**Task instructions**
Return each line containing the string "series".

== Records supplied ==

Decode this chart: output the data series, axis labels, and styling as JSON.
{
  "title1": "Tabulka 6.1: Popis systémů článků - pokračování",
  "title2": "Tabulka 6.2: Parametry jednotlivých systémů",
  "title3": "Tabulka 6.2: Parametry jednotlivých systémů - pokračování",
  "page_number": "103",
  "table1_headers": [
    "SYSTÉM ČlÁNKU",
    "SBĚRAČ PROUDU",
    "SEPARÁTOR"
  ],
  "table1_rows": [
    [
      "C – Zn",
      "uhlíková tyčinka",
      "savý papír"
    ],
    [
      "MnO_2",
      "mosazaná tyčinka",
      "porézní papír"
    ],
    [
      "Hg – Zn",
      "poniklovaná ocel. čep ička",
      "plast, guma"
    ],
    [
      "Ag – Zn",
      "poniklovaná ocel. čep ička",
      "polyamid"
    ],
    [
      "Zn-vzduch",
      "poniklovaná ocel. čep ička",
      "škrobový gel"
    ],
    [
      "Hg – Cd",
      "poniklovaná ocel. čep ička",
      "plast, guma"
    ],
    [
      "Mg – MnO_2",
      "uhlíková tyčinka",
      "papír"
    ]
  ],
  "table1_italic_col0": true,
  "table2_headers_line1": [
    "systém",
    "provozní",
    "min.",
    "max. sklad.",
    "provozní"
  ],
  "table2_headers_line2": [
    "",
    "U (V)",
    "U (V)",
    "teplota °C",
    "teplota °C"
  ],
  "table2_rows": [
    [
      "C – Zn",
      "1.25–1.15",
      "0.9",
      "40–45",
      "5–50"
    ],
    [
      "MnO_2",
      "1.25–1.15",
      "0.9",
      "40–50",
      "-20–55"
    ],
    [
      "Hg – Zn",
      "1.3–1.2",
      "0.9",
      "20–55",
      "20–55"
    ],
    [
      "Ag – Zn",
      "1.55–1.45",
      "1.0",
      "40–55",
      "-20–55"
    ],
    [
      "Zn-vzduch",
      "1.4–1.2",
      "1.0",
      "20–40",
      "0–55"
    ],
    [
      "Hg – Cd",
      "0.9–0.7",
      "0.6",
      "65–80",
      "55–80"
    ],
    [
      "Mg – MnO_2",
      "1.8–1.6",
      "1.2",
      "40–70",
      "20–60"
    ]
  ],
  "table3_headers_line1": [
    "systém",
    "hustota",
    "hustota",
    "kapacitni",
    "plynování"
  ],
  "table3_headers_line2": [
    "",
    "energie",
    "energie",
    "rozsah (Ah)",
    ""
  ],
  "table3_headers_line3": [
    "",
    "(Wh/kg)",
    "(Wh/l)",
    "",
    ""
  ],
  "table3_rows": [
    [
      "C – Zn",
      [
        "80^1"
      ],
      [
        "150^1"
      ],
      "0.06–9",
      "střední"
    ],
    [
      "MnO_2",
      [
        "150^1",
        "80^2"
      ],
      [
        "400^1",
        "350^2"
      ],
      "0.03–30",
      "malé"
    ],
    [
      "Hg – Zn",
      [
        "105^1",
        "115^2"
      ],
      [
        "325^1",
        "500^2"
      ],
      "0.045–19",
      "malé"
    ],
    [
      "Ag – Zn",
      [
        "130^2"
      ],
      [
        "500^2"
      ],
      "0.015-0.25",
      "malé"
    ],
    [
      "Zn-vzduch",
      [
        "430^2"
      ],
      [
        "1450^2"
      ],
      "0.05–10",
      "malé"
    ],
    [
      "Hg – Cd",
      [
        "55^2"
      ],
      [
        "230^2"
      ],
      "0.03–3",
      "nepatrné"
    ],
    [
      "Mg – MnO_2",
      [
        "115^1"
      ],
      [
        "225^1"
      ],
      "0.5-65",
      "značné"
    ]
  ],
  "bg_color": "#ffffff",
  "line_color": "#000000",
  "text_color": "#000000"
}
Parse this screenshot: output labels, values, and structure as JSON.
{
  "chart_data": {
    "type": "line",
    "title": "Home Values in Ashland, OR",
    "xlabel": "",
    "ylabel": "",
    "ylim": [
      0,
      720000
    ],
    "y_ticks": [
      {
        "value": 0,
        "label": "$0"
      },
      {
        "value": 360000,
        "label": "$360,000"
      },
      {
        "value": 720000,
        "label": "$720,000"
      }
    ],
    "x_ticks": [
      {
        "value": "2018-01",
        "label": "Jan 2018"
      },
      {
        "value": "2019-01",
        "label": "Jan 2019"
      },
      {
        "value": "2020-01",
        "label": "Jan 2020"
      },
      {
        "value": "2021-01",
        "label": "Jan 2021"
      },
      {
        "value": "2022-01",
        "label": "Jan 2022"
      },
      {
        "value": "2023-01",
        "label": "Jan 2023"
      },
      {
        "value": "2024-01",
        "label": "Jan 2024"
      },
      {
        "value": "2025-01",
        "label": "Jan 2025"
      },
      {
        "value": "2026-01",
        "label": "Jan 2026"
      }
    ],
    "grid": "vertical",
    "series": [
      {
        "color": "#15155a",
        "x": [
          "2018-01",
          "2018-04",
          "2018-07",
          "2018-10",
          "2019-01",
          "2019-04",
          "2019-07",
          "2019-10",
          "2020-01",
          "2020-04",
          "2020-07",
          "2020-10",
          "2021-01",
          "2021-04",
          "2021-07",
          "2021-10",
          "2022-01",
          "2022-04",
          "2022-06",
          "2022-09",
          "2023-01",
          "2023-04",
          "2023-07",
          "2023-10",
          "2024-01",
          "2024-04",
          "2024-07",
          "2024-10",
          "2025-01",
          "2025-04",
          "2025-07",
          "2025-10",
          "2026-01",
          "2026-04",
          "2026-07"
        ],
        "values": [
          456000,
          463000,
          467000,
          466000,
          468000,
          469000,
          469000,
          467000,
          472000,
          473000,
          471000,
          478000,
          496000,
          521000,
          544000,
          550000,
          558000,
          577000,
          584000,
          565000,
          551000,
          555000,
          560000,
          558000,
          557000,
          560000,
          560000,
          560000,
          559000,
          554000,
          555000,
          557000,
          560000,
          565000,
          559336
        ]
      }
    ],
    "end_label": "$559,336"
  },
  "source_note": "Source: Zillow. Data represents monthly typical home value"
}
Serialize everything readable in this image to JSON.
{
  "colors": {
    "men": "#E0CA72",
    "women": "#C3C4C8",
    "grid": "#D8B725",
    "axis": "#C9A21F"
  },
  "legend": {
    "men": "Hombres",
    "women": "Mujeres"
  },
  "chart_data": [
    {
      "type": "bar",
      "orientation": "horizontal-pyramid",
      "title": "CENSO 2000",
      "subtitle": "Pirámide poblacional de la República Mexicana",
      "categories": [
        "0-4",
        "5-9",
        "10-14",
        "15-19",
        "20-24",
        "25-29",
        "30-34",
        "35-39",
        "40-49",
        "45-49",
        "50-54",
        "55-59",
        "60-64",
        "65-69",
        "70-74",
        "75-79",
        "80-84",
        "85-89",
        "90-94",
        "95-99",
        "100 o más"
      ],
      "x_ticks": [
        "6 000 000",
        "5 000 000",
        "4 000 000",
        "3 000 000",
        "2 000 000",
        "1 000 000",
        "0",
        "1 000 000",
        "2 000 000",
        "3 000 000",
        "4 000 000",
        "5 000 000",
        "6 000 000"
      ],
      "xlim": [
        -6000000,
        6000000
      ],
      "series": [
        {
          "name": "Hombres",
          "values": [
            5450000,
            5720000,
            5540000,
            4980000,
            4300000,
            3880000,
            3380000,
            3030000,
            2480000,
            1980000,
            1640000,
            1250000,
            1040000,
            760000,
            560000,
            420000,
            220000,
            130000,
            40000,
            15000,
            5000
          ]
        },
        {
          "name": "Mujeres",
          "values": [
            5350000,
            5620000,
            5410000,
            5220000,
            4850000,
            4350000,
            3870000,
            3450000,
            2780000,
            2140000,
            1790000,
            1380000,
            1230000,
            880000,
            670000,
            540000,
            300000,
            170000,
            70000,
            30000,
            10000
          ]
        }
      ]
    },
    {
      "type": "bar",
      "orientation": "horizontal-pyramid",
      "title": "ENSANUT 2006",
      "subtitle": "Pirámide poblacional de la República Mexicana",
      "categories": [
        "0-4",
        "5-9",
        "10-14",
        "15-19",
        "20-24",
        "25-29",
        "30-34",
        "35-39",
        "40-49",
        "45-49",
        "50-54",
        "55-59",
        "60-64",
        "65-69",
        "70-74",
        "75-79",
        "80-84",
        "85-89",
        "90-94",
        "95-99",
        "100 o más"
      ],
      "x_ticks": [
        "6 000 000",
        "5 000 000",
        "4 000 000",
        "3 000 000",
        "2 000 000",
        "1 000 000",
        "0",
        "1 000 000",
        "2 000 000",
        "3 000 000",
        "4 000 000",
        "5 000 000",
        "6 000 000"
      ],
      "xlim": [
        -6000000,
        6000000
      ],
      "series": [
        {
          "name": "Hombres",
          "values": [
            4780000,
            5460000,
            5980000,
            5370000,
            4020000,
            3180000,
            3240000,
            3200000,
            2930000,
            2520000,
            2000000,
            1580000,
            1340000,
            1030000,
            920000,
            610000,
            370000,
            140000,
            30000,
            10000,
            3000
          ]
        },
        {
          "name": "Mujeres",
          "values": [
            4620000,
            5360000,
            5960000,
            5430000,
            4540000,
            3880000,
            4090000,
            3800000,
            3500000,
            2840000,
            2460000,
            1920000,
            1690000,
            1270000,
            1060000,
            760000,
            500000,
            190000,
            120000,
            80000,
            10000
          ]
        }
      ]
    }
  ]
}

===

**Solution for this exercise**
Decode this chart: output the data series, axis labels, and styling as JSON.
    "series": [
      "series": [
      "series": [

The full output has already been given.